+++ Source text +++
# Camps in Switzerland??



## epicracer5 (Nov 19, 2008)

Does anybody know of any cross country mountain bike camps in Switzerland?

Thank you.


----------



## Uzzi (Oct 28, 2003)

http://www.flims.com/de/biken/nino-schurter/trainingscamps-mit-weltmeister-nino-schurter.html

The above would be an example of one of the many. Check on Google, browse the pages of one of the German mtb magazines and I am sure you'll find many, many more.

Good luck!


----------



## Uzzi (Oct 28, 2003)

http://www.flims.com/de/biken/nino-schurter/trainingscamps-mit-weltmeister-nino-schurter.html

The above would be an example of one of the many. Check on Google, browse the pages of one of the German mtb magazines and I am sure you'll find many, many more.

Good luck!


----------



## Samos (Jul 16, 2009)

You're looking for a cross country camp ? If you're excited about mountain riding I can give some adresses, maybe ride with you. I leave in Switzerland and had ride a lot in one of the best place, the Valais.

Send me a PM to have more informations.


----------



## epicracer5 (Nov 19, 2008)

Danka viel mal Uzzi. Das isch genau was ich suech. Samos das doent au guet. Ich muss a mal min Sumer planae, und den gzeni oeb so oebisch weur ga.


----------
+++ Material +++
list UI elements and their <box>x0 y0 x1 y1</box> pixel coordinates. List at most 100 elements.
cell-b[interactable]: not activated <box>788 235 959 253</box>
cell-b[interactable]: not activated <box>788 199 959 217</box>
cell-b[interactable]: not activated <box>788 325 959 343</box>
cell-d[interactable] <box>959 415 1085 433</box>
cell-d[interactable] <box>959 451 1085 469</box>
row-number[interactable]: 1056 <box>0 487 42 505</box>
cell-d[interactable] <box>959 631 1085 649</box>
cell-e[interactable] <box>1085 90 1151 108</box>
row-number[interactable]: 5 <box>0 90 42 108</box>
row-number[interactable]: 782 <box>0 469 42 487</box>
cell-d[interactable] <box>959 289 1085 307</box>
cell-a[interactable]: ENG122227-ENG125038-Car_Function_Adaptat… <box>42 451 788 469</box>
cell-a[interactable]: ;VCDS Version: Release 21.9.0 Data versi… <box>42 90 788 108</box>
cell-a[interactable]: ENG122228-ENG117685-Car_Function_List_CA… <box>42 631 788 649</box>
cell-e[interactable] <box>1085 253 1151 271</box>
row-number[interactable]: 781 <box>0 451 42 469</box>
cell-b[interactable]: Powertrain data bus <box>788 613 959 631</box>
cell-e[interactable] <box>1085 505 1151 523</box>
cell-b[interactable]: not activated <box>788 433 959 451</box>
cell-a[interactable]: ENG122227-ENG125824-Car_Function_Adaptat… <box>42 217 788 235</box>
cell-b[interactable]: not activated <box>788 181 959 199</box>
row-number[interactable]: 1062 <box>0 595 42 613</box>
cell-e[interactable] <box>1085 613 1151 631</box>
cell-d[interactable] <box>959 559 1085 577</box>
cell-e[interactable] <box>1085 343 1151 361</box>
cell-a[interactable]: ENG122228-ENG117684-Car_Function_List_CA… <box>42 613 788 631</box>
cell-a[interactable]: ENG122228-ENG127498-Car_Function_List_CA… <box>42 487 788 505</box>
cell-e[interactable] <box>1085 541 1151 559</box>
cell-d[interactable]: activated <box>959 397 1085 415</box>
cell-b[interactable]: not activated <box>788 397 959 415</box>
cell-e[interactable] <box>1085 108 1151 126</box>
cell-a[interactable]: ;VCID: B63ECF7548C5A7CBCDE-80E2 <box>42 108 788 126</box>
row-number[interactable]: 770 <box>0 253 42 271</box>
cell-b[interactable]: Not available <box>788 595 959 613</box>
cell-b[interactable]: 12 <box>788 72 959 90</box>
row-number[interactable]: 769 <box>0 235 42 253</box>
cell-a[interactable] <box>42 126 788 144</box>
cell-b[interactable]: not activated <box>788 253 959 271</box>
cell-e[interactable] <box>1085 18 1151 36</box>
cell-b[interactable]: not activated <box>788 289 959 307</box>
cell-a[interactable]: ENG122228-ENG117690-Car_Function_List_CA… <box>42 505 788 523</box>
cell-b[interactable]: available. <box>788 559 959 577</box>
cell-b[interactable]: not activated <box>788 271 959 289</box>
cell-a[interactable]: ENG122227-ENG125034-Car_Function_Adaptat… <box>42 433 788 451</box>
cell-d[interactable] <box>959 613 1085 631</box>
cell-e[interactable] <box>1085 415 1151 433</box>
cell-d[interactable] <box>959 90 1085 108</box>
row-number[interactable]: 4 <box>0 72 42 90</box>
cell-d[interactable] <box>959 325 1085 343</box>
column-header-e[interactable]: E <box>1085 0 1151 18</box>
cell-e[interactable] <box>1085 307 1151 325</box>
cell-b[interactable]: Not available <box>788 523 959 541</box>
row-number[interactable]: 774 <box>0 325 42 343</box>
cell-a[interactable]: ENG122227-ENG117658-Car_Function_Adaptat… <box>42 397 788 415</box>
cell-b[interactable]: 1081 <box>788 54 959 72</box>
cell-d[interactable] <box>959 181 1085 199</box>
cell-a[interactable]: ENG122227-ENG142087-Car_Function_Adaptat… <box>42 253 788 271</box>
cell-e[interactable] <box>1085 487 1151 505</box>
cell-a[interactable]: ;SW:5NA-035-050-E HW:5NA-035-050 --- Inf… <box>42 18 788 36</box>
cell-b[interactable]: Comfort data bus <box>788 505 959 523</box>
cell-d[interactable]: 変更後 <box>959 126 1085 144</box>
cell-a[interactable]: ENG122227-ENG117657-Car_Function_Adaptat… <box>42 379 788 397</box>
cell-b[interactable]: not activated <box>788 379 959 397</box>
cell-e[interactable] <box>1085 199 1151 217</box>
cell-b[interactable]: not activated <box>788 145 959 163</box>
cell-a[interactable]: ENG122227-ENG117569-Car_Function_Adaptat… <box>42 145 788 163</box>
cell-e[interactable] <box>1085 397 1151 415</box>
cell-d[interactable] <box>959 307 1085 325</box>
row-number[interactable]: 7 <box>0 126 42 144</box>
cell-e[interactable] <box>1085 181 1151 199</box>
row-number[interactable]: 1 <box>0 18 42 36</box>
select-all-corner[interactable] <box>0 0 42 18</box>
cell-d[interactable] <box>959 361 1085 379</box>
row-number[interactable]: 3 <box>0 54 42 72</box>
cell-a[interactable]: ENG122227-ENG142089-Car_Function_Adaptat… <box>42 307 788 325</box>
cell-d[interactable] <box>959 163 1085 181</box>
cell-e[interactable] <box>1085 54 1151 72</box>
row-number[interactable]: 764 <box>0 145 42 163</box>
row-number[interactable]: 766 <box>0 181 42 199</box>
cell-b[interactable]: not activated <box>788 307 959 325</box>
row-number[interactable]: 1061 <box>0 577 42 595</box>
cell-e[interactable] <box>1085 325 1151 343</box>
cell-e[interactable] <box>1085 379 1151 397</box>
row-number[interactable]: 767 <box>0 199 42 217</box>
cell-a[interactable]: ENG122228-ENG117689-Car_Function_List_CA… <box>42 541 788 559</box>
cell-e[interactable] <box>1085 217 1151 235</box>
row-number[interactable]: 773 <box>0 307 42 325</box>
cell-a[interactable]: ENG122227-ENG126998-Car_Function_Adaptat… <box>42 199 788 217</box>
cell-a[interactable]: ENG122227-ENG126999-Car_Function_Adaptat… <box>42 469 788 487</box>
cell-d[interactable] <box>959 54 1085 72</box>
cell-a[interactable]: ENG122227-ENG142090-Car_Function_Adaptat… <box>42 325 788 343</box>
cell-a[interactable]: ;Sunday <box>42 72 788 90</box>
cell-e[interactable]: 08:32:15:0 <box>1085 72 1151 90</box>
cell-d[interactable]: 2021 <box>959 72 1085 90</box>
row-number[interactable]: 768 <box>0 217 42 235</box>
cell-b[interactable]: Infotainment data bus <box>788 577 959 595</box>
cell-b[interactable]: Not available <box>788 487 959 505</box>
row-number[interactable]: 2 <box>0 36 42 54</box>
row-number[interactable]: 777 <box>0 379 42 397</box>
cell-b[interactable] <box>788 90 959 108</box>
+++
Request 1:
In the forum thread, which region of Switzerland does Samos call one of the best places to ride?
Request 2:
Translate this sentence from the forum thread into Spanish: "Does anybody know of any cross country mountain bike camps in Switzerland?"
Request 3:
Reproduce the part of the forum thread that opens with the words containing "Send me a PM" and closes with "oebisch weur ga.".
These records are separate material, apart from the forum thread.

Finished answer 1:
The Valais.

Finished answer 2:
¿Alguien sabe de algún campamento de bicicleta de montaña de cross country en Suiza?

Finished answer 3:
Send me a PM to have more informations.


----------



## epicracer5 (Nov 19, 2008)

Danka viel mal Uzzi. Das isch genau was ich suech. Samos das doent au guet. Ich muss a mal min Sumer planae, und den gzeni oeb so oebisch weur ga.